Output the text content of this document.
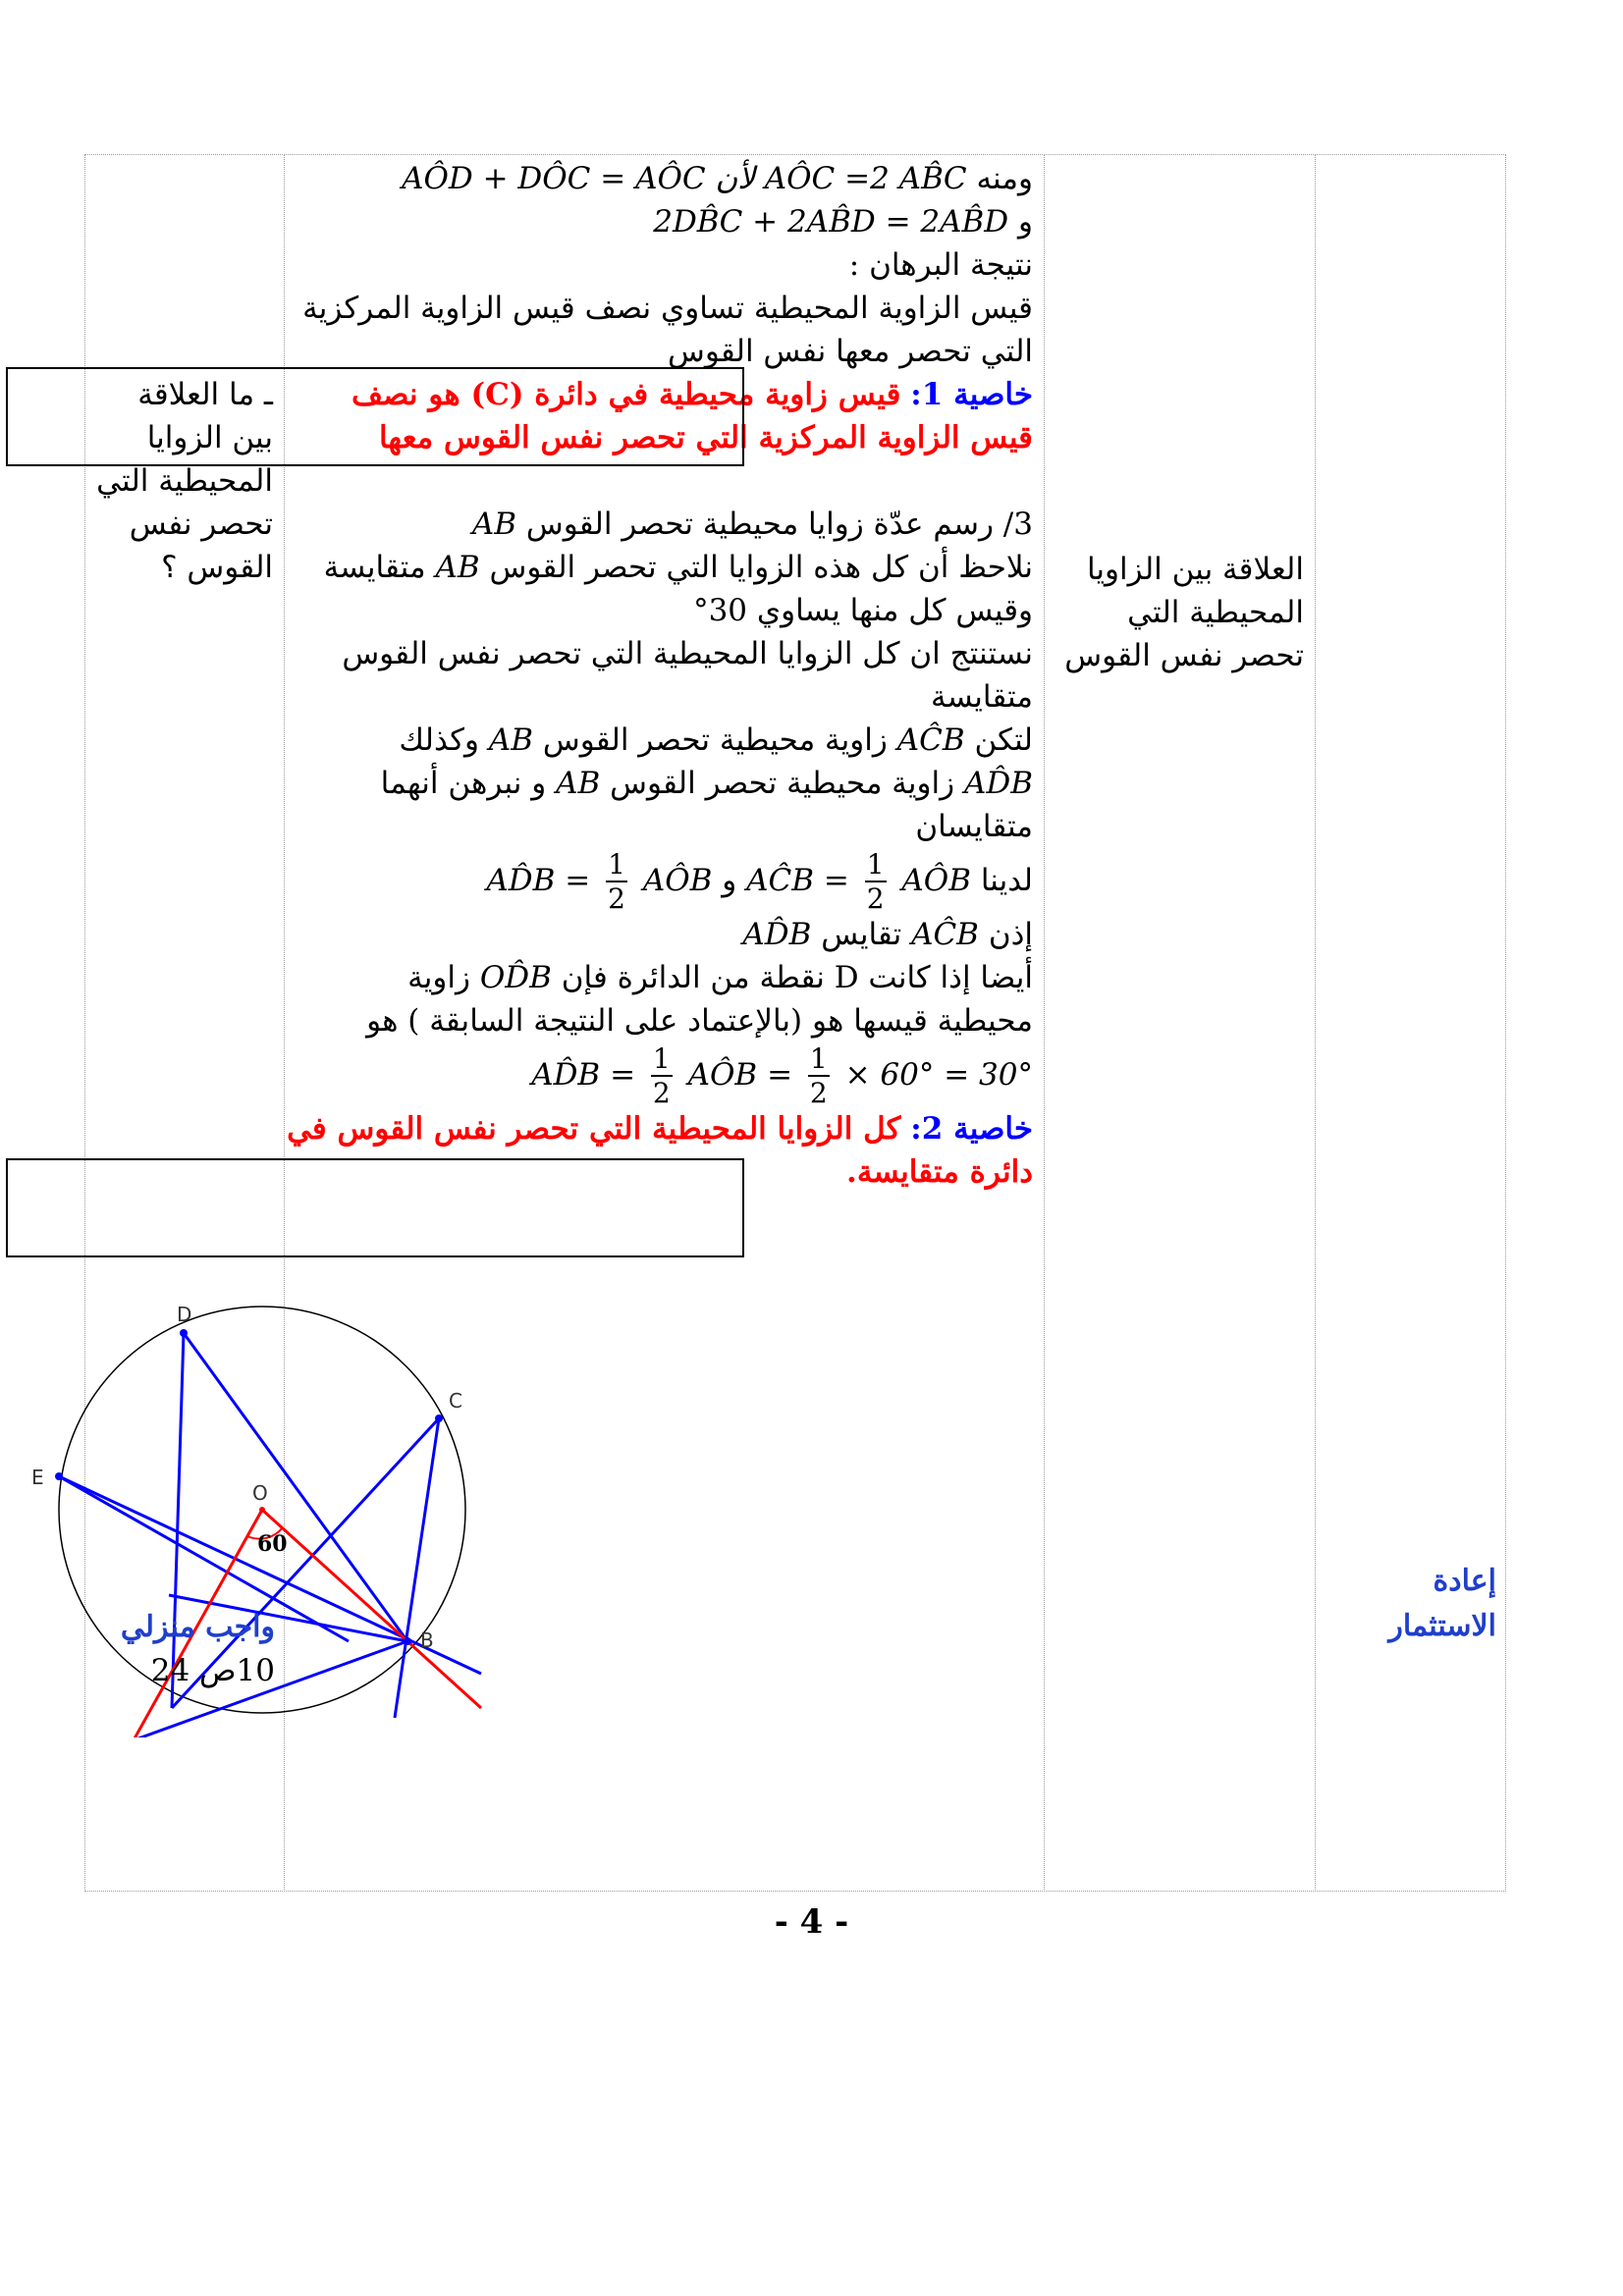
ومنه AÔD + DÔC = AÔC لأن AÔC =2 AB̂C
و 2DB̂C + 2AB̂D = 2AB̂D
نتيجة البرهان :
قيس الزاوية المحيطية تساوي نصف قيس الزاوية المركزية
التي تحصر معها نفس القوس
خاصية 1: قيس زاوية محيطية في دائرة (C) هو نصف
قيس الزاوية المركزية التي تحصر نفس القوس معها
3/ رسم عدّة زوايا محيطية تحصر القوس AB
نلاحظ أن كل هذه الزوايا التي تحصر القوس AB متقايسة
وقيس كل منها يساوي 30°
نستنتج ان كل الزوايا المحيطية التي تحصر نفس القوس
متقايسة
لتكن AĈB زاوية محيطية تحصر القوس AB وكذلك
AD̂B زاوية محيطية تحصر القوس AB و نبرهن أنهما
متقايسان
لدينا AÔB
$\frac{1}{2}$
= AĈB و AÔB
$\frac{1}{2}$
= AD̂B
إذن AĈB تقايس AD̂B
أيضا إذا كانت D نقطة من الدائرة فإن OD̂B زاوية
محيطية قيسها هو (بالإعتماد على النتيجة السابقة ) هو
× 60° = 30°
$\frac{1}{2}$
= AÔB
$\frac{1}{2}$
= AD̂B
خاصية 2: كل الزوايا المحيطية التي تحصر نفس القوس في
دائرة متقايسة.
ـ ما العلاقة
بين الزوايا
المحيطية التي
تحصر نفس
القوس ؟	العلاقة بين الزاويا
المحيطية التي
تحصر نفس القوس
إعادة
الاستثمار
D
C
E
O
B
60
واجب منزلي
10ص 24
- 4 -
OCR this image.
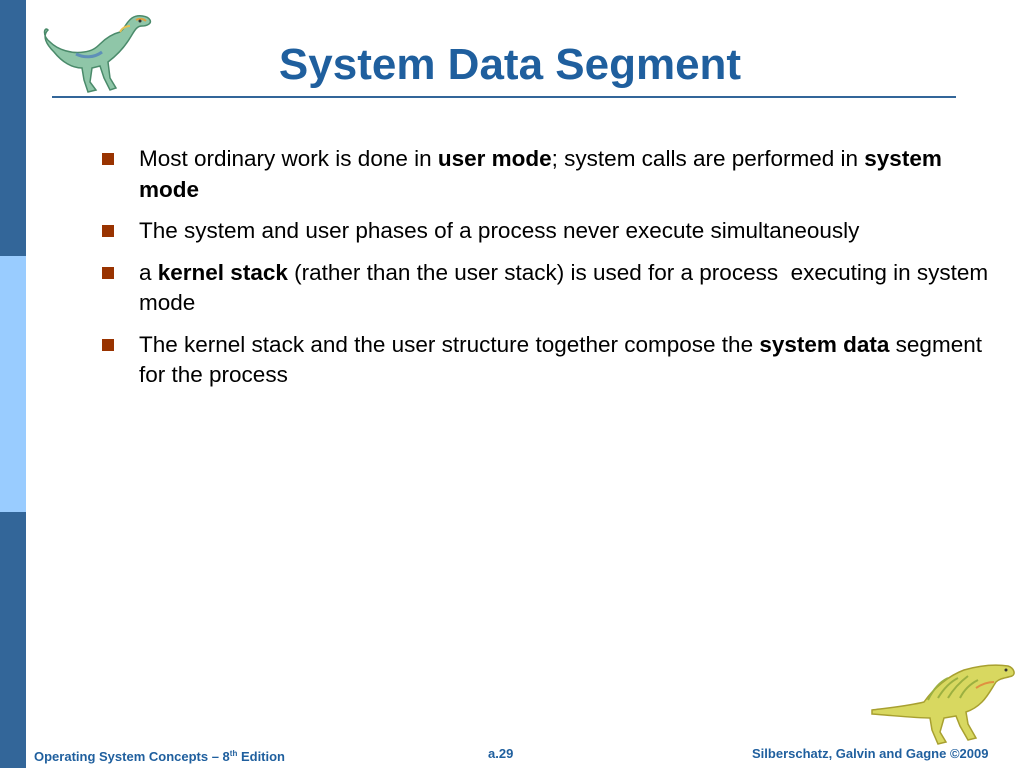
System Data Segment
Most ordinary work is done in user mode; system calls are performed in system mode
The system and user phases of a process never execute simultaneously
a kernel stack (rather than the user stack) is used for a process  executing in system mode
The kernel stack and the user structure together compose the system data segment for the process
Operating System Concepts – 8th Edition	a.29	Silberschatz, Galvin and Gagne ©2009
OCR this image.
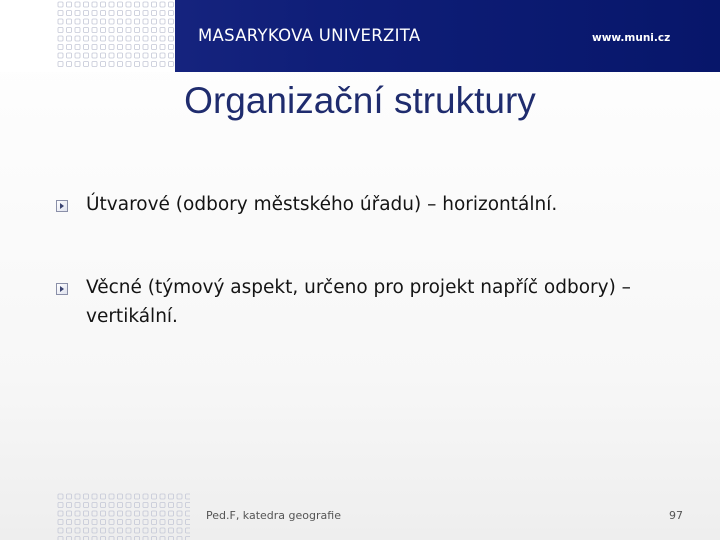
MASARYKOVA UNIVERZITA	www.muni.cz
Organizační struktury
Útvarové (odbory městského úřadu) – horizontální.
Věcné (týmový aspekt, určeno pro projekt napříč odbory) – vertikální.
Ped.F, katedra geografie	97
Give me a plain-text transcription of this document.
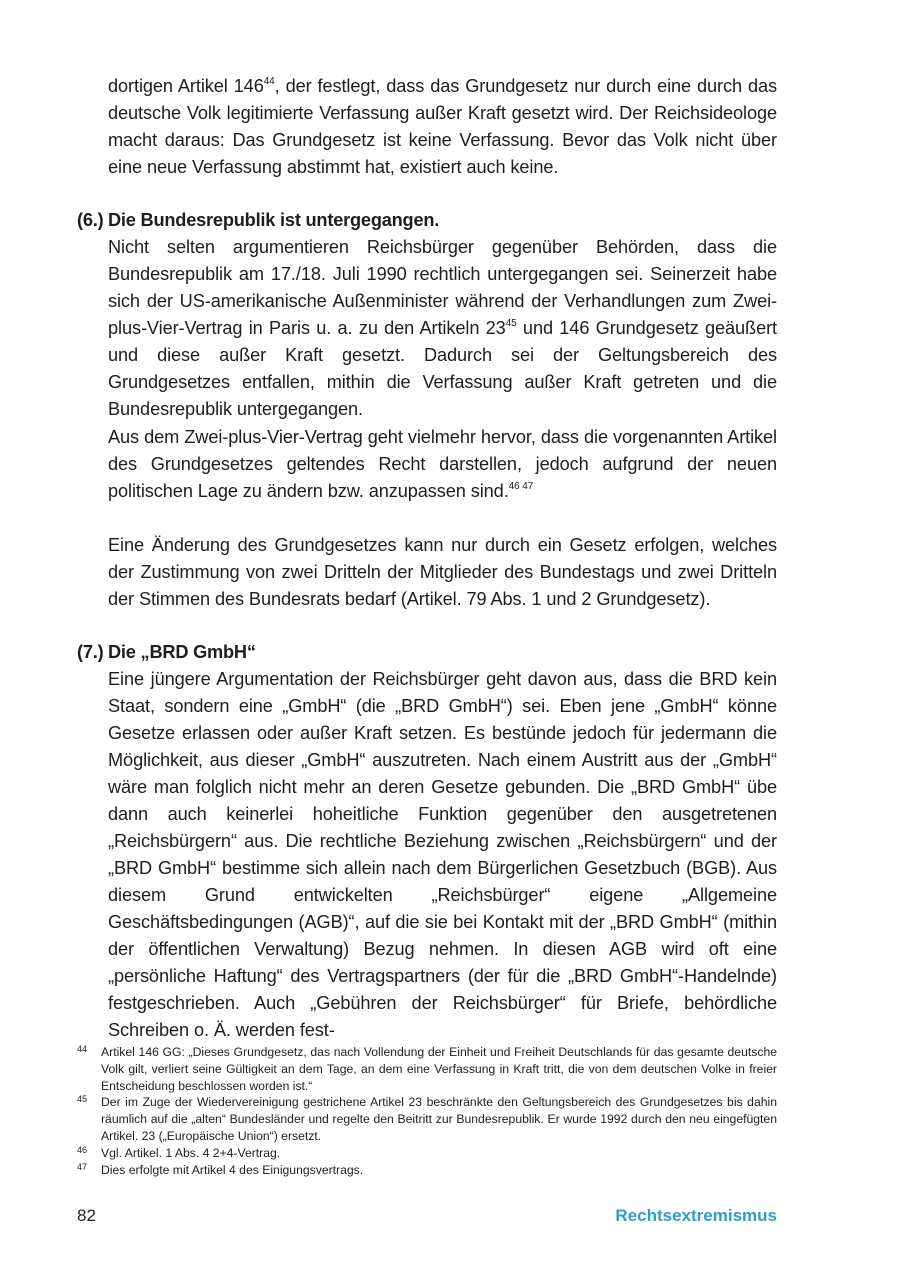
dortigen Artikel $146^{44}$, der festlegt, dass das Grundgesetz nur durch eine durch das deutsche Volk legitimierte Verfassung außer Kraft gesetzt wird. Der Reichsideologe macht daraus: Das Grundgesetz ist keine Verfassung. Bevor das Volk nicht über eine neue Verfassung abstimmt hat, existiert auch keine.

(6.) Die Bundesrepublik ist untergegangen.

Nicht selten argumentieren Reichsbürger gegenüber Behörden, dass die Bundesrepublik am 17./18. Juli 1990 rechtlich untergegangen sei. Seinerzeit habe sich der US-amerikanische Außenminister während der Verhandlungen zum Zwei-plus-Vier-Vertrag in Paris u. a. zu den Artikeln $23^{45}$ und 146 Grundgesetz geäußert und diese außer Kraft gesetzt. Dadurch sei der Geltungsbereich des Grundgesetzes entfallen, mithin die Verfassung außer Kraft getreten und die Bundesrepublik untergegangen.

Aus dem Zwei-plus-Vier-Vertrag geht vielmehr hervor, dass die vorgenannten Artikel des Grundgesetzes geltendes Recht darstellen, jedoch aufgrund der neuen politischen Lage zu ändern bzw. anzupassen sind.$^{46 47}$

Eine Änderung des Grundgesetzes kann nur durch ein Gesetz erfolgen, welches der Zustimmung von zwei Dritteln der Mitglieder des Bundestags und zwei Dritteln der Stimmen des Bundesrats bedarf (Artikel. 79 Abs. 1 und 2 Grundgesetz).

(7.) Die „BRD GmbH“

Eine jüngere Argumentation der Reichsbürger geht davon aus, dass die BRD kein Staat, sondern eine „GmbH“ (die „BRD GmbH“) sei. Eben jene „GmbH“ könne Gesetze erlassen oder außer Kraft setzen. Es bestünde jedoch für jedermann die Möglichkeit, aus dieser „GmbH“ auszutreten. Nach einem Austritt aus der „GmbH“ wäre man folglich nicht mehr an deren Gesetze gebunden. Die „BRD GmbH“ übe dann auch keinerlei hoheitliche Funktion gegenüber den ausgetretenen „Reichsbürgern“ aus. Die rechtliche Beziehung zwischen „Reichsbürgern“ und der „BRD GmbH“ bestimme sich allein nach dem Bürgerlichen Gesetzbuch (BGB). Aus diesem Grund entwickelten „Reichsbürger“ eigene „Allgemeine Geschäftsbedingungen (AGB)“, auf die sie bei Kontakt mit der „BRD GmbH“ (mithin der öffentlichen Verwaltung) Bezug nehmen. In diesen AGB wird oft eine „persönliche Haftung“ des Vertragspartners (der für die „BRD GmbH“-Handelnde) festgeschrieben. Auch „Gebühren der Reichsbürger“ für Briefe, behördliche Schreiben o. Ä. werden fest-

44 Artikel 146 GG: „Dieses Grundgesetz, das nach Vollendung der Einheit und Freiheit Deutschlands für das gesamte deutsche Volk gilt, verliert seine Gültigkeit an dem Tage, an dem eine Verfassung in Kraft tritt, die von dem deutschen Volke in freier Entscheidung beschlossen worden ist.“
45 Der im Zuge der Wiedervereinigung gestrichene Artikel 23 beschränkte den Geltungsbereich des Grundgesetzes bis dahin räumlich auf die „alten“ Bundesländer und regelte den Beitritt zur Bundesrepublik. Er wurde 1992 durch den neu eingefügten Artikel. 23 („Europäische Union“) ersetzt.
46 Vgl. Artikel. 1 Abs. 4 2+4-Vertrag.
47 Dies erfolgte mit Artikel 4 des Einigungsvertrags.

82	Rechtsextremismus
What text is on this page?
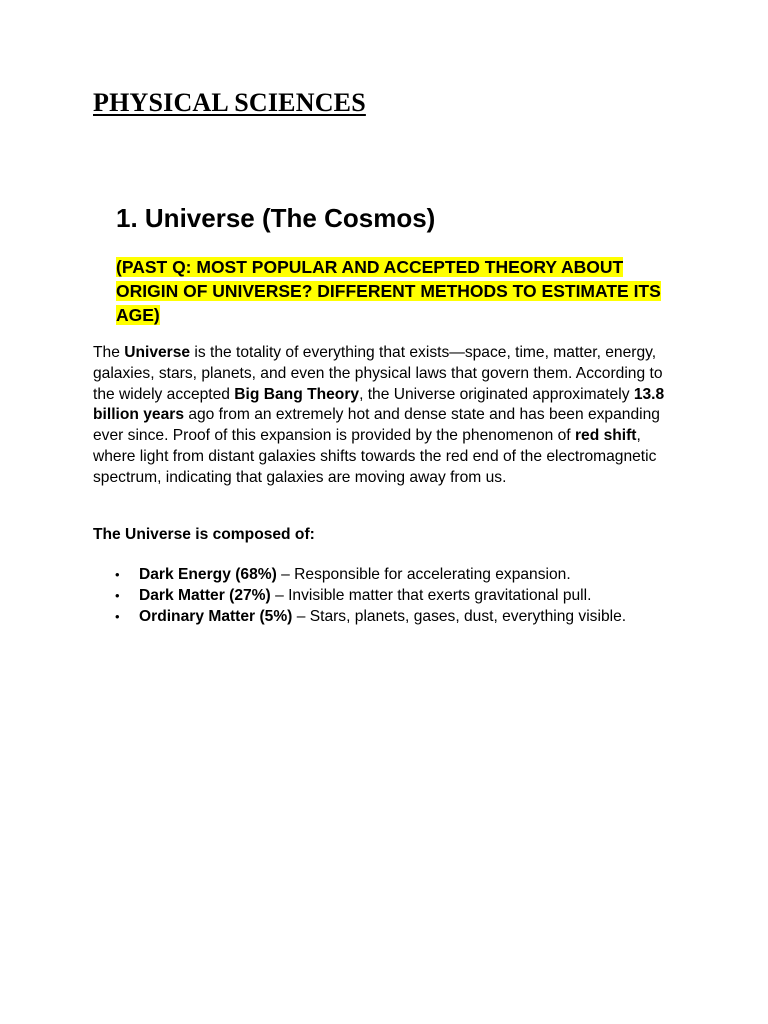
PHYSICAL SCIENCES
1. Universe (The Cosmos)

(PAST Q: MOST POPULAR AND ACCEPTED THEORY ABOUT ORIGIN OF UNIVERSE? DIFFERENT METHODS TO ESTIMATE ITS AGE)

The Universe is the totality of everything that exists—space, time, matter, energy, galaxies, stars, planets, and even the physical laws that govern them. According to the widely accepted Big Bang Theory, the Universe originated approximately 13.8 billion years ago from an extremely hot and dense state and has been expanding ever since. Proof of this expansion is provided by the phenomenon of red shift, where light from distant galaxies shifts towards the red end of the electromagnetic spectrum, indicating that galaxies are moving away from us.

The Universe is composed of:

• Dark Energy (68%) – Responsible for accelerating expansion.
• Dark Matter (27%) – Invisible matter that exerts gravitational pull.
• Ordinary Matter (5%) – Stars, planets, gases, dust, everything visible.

***

WHAT IS REQUIRED:
Copy each line that holds the word "everything".

ANSWER FOR THE TASK:
The Universe is the totality of everything that exists—space, time, matter, energy, galaxies, stars, planets, and even the physical laws that govern them. According to the widely accepted Big Bang Theory, the Universe originated approximately 13.8 billion years ago from an extremely hot and dense state and has been expanding ever since. Proof of this expansion is provided by the phenomenon of red shift, where light from distant galaxies shifts towards the red end of the electromagnetic spectrum, indicating that galaxies are moving away from us.
• Ordinary Matter (5%) – Stars, planets, gases, dust, everything visible.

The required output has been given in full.